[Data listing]
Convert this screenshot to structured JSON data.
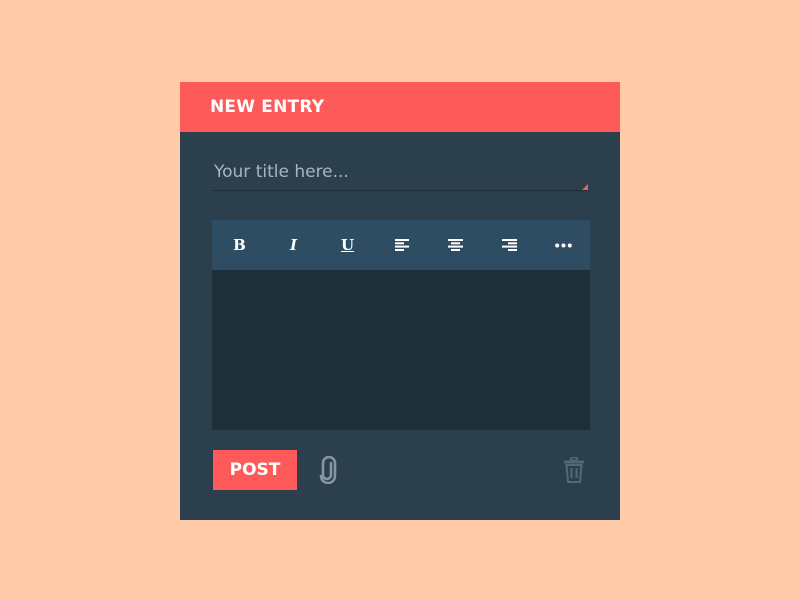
{
  "card": {
    "title": "NEW ENTRY"
  },
  "title_input": {
    "placeholder": "Your title here..."
  },
  "toolbar": {
    "bold_label": "B",
    "italic_label": "I",
    "underline_label": "U",
    "icons": [
      "bold-icon",
      "italic-icon",
      "underline-icon",
      "align-left-icon",
      "align-center-icon",
      "align-right-icon",
      "more-icon"
    ]
  },
  "footer": {
    "post_label": "POST",
    "icons": [
      "paperclip-icon",
      "trash-icon"
    ]
  },
  "colors": {
    "background": "#FFCBA9",
    "card": "#2B3F4C",
    "accent": "#FF5A5A",
    "toolbar": "#2F4D62",
    "editor_body": "#1E2F3A",
    "muted_icon": "#8596A2"
  }
}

Given request: Write the listing above out again exactly, dropping each image.

Completed task:
Convert this screenshot to structured JSON data.
{
  "card": {
    "title": "NEW ENTRY"
  },
  "title_input": {
    "placeholder": "Your title here..."
  },
  "toolbar": {
    "bold_label": "B",
    "italic_label": "I",
    "underline_label": "U",
    "icons": [
      "bold-icon",
      "italic-icon",
      "underline-icon",
      "align-left-icon",
      "align-center-icon",
      "align-right-icon",
      "more-icon"
    ]
  },
  "footer": {
    "post_label": "POST",
    "icons": [
      "paperclip-icon",
      "trash-icon"
    ]
  },
  "colors": {
    "background": "#FFCBA9",
    "card": "#2B3F4C",
    "accent": "#FF5A5A",
    "toolbar": "#2F4D62",
    "editor_body": "#1E2F3A",
    "muted_icon": "#8596A2"
  }
}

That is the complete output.